[Begin]

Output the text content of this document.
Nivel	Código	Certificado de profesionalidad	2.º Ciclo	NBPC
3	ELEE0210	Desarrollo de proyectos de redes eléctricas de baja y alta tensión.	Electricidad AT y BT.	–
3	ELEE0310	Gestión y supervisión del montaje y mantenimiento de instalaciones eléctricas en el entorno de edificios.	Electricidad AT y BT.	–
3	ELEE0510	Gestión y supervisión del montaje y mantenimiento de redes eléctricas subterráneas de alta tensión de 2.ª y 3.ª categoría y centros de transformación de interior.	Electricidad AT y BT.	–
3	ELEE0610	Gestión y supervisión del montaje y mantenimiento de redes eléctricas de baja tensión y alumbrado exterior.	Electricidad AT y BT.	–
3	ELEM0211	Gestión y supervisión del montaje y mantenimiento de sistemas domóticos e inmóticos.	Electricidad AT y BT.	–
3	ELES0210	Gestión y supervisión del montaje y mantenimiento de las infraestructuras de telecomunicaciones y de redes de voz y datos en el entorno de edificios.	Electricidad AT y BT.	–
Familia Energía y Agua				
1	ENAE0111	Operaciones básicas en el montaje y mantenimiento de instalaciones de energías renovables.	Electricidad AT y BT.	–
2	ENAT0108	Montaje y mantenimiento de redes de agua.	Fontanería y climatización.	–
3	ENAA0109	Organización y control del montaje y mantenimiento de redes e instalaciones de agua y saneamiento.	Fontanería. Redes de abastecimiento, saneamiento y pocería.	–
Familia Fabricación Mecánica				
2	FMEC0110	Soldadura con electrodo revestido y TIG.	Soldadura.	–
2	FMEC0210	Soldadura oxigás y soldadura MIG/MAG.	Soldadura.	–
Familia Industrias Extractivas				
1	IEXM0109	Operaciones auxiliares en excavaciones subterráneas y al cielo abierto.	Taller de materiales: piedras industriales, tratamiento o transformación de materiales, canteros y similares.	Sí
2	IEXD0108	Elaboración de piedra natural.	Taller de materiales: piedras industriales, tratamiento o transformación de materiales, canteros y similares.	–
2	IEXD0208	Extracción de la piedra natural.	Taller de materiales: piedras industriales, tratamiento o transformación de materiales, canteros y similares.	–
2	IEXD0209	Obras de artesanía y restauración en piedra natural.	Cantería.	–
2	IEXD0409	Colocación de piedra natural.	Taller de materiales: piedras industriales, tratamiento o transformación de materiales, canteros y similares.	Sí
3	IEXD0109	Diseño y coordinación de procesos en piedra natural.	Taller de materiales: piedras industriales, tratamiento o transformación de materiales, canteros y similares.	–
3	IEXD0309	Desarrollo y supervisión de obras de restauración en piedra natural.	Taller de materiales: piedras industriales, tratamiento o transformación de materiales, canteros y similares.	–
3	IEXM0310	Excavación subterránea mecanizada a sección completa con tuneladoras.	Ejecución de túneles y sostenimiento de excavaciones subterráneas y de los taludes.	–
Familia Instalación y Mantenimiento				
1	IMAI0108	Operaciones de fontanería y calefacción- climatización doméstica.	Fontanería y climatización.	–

[End]

Within the data above, pick out all lines holding the word "Operaciones".

◆ Complete answer ◆
1	ENAE0111	Operaciones básicas en el montaje y mantenimiento de instalaciones de energías renovables.	Electricidad AT y BT.	–
1	IEXM0109	Operaciones auxiliares en excavaciones subterráneas y al cielo abierto.	Taller de materiales: piedras industriales, tratamiento o transformación de materiales, canteros y similares.	Sí
1	IMAI0108	Operaciones de fontanería y calefacción- climatización doméstica.	Fontanería y climatización.	–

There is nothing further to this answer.